(Set problem):
Your task is to repeat all of the data exactly while excluding the pictures.

Saved data entries
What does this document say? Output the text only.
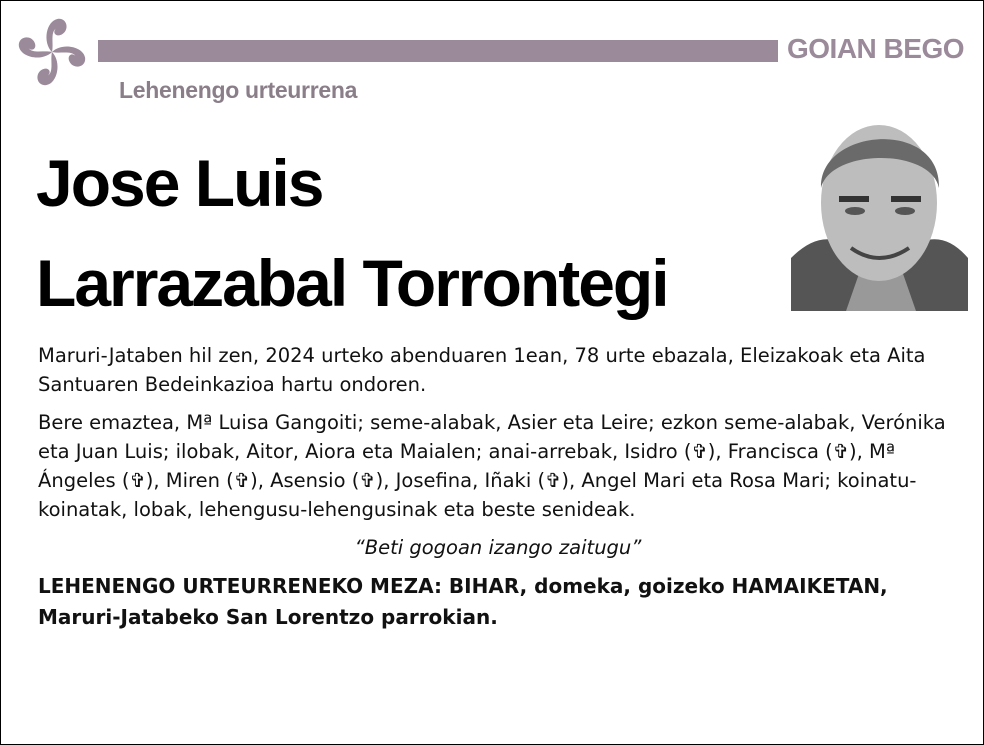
GOIAN BEGO
Lehenengo urteurrena
Jose Luis
Larrazabal Torrontegi

Maruri-Jataben hil zen, 2024 urteko abenduaren 1ean, 78 urte ebazala, Eleizakoak eta Aita Santuaren Bedeinkazioa hartu ondoren.

Bere emaztea, Mª Luisa Gangoiti; seme-alabak, Asier eta Leire; ezkon seme-alabak, Verónika eta Juan Luis; ilobak, Aitor, Aiora eta Maialen; anai-arrebak, Isidro (✞), Francisca (✞), Mª Ángeles (✞), Miren (✞), Asensio (✞), Josefina, Iñaki (✞), Angel Mari eta Rosa Mari; koinatu-koinatak, lobak, lehengusu-lehengusinak eta beste senideak.

“Beti gogoan izango zaitugu”

LEHENENGO URTEURRENEKO MEZA: BIHAR, domeka, goizeko HAMAIKETAN, Maruri-Jatabeko San Lorentzo parrokian.
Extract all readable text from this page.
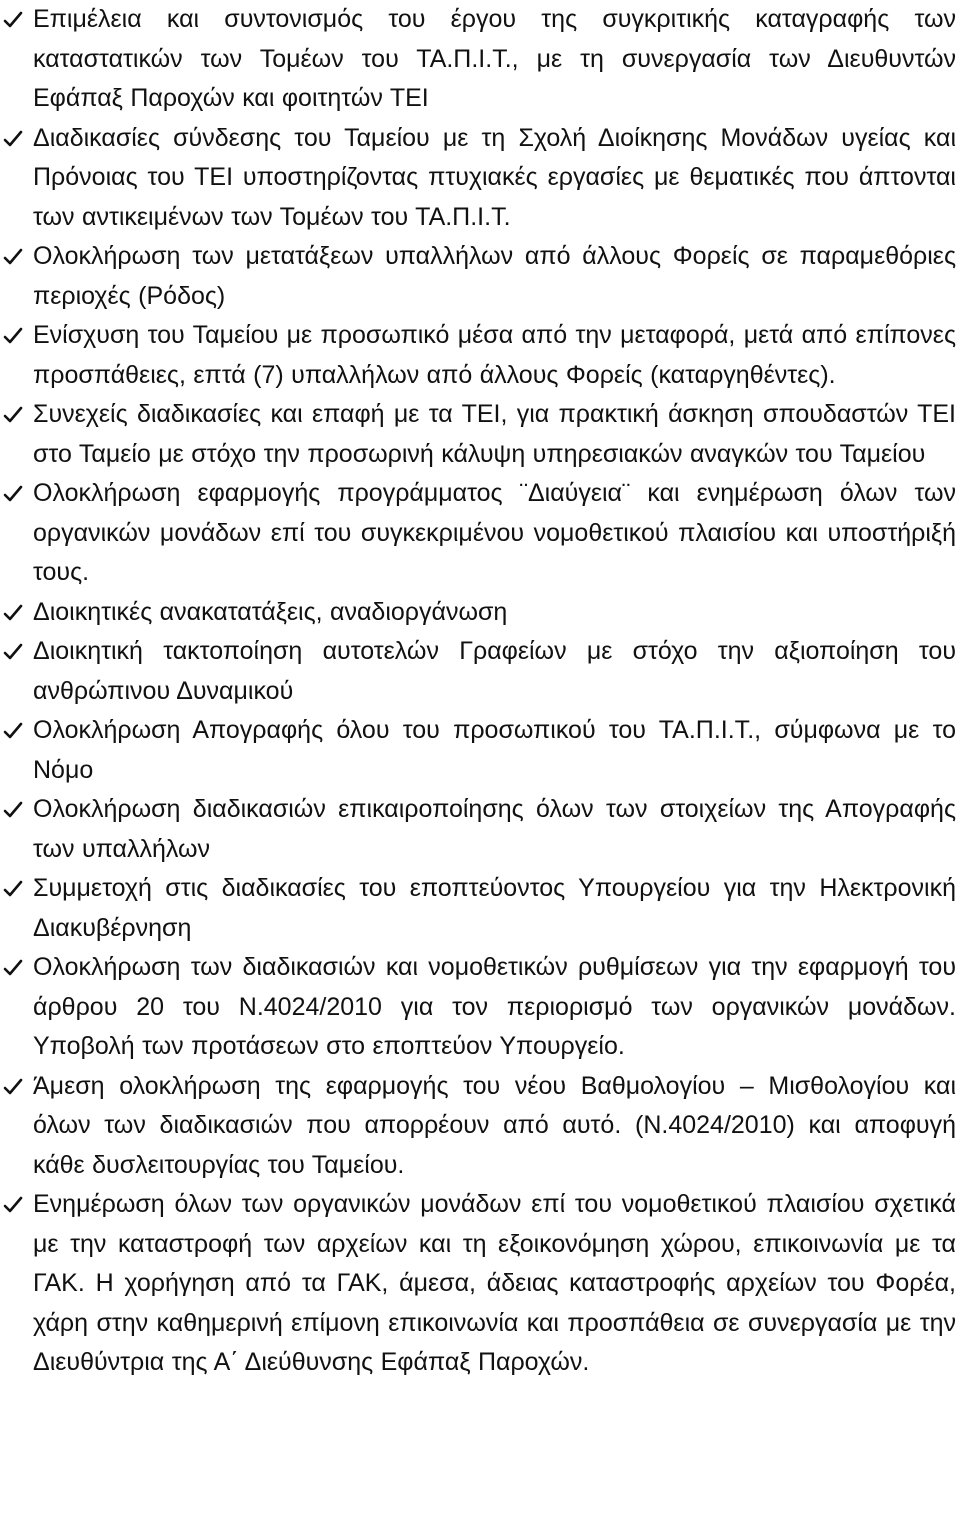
Επιμέλεια και συντονισμός του έργου της συγκριτικής καταγραφής των καταστατικών των Τομέων του ΤΑ.Π.Ι.Τ., με τη συνεργασία των Διευθυντών Εφάπαξ Παροχών και φοιτητών ΤΕΙ
Διαδικασίες σύνδεσης του Ταμείου με τη Σχολή Διοίκησης Μονάδων υγείας και Πρόνοιας του ΤΕΙ υποστηρίζοντας πτυχιακές εργασίες με θεματικές που άπτονται των αντικειμένων των Τομέων του ΤΑ.Π.Ι.Τ.
Ολοκλήρωση των μετατάξεων υπαλλήλων από άλλους Φορείς σε παραμεθόριες περιοχές (Ρόδος)
Ενίσχυση του Ταμείου με προσωπικό μέσα από την μεταφορά, μετά από επίπονες προσπάθειες, επτά (7) υπαλλήλων από άλλους Φορείς (καταργηθέντες).
Συνεχείς διαδικασίες και επαφή με τα ΤΕΙ, για πρακτική άσκηση σπουδαστών ΤΕΙ στο Ταμείο με στόχο την προσωρινή κάλυψη υπηρεσιακών αναγκών του Ταμείου
Ολοκλήρωση εφαρμογής προγράμματος ¨Διαύγεια¨ και ενημέρωση όλων των οργανικών μονάδων επί του συγκεκριμένου νομοθετικού πλαισίου και υποστήριξή τους.
Διοικητικές ανακατατάξεις, αναδιοργάνωση
Διοικητική τακτοποίηση αυτοτελών Γραφείων με στόχο την αξιοποίηση του ανθρώπινου Δυναμικού
Ολοκλήρωση Απογραφής όλου του προσωπικού του ΤΑ.Π.Ι.Τ., σύμφωνα με το Νόμο
Ολοκλήρωση διαδικασιών επικαιροποίησης όλων των στοιχείων της Απογραφής των υπαλλήλων
Συμμετοχή στις διαδικασίες του εποπτεύοντος Υπουργείου για την Ηλεκτρονική Διακυβέρνηση
Ολοκλήρωση των διαδικασιών και νομοθετικών ρυθμίσεων για την εφαρμογή του άρθρου 20 του Ν.4024/2010 για τον περιορισμό των οργανικών μονάδων. Υποβολή των προτάσεων στο εποπτεύον Υπουργείο.
Άμεση ολοκλήρωση της εφαρμογής του νέου Βαθμολογίου – Μισθολογίου και όλων των διαδικασιών που απορρέουν από αυτό. (Ν.4024/2010) και αποφυγή κάθε δυσλειτουργίας του Ταμείου.
Ενημέρωση όλων των οργανικών μονάδων επί του νομοθετικού πλαισίου σχετικά με την καταστροφή των αρχείων και τη εξοικονόμηση χώρου, επικοινωνία με τα ΓΑΚ. Η χορήγηση από τα ΓΑΚ, άμεσα, άδειας καταστροφής αρχείων του Φορέα, χάρη στην καθημερινή επίμονη επικοινωνία και προσπάθεια σε συνεργασία με την Διευθύντρια της Α΄ Διεύθυνσης Εφάπαξ Παροχών.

(Worked answer):
What does this document say? Output the text only.
GOIAN BEGO
Lehenengo urteurrena
Jose Luis
Larrazabal Torrontegi

Maruri-Jataben hil zen, 2024 urteko abenduaren 1ean, 78 urte ebazala, Eleizakoak eta Aita Santuaren Bedeinkazioa hartu ondoren.

Bere emaztea, Mª Luisa Gangoiti; seme-alabak, Asier eta Leire; ezkon seme-alabak, Verónika eta Juan Luis; ilobak, Aitor, Aiora eta Maialen; anai-arrebak, Isidro (✞), Francisca (✞), Mª Ángeles (✞), Miren (✞), Asensio (✞), Josefina, Iñaki (✞), Angel Mari eta Rosa Mari; koinatu-koinatak, lobak, lehengusu-lehengusinak eta beste senideak.

“Beti gogoan izango zaitugu”

LEHENENGO URTEURRENEKO MEZA: BIHAR, domeka, goizeko HAMAIKETAN, Maruri-Jatabeko San Lorentzo parrokian.
Extract all readable text from this page.
Επιμέλεια και συντονισμός του έργου της συγκριτικής καταγραφής των καταστατικών των Τομέων του ΤΑ.Π.Ι.Τ., με τη συνεργασία των Διευθυντών Εφάπαξ Παροχών και φοιτητών ΤΕΙ
Διαδικασίες σύνδεσης του Ταμείου με τη Σχολή Διοίκησης Μονάδων υγείας και Πρόνοιας του ΤΕΙ υποστηρίζοντας πτυχιακές εργασίες με θεματικές που άπτονται των αντικειμένων των Τομέων του ΤΑ.Π.Ι.Τ.
Ολοκλήρωση των μετατάξεων υπαλλήλων από άλλους Φορείς σε παραμεθόριες περιοχές (Ρόδος)
Ενίσχυση του Ταμείου με προσωπικό μέσα από την μεταφορά, μετά από επίπονες προσπάθειες, επτά (7) υπαλλήλων από άλλους Φορείς (καταργηθέντες).
Συνεχείς διαδικασίες και επαφή με τα ΤΕΙ, για πρακτική άσκηση σπουδαστών ΤΕΙ στο Ταμείο με στόχο την προσωρινή κάλυψη υπηρεσιακών αναγκών του Ταμείου
Ολοκλήρωση εφαρμογής προγράμματος ¨Διαύγεια¨ και ενημέρωση όλων των οργανικών μονάδων επί του συγκεκριμένου νομοθετικού πλαισίου και υποστήριξή τους.
Διοικητικές ανακατατάξεις, αναδιοργάνωση
Διοικητική τακτοποίηση αυτοτελών Γραφείων με στόχο την αξιοποίηση του ανθρώπινου Δυναμικού
Ολοκλήρωση Απογραφής όλου του προσωπικού του ΤΑ.Π.Ι.Τ., σύμφωνα με το Νόμο
Ολοκλήρωση διαδικασιών επικαιροποίησης όλων των στοιχείων της Απογραφής των υπαλλήλων
Συμμετοχή στις διαδικασίες του εποπτεύοντος Υπουργείου για την Ηλεκτρονική Διακυβέρνηση
Ολοκλήρωση των διαδικασιών και νομοθετικών ρυθμίσεων για την εφαρμογή του άρθρου 20 του Ν.4024/2010 για τον περιορισμό των οργανικών μονάδων. Υποβολή των προτάσεων στο εποπτεύον Υπουργείο.
Άμεση ολοκλήρωση της εφαρμογής του νέου Βαθμολογίου – Μισθολογίου και όλων των διαδικασιών που απορρέουν από αυτό. (Ν.4024/2010) και αποφυγή κάθε δυσλειτουργίας του Ταμείου.
Ενημέρωση όλων των οργανικών μονάδων επί του νομοθετικού πλαισίου σχετικά με την καταστροφή των αρχείων και τη εξοικονόμηση χώρου, επικοινωνία με τα ΓΑΚ. Η χορήγηση από τα ΓΑΚ, άμεσα, άδειας καταστροφής αρχείων του Φορέα, χάρη στην καθημερινή επίμονη επικοινωνία και προσπάθεια σε συνεργασία με την Διευθύντρια της Α΄ Διεύθυνσης Εφάπαξ Παροχών.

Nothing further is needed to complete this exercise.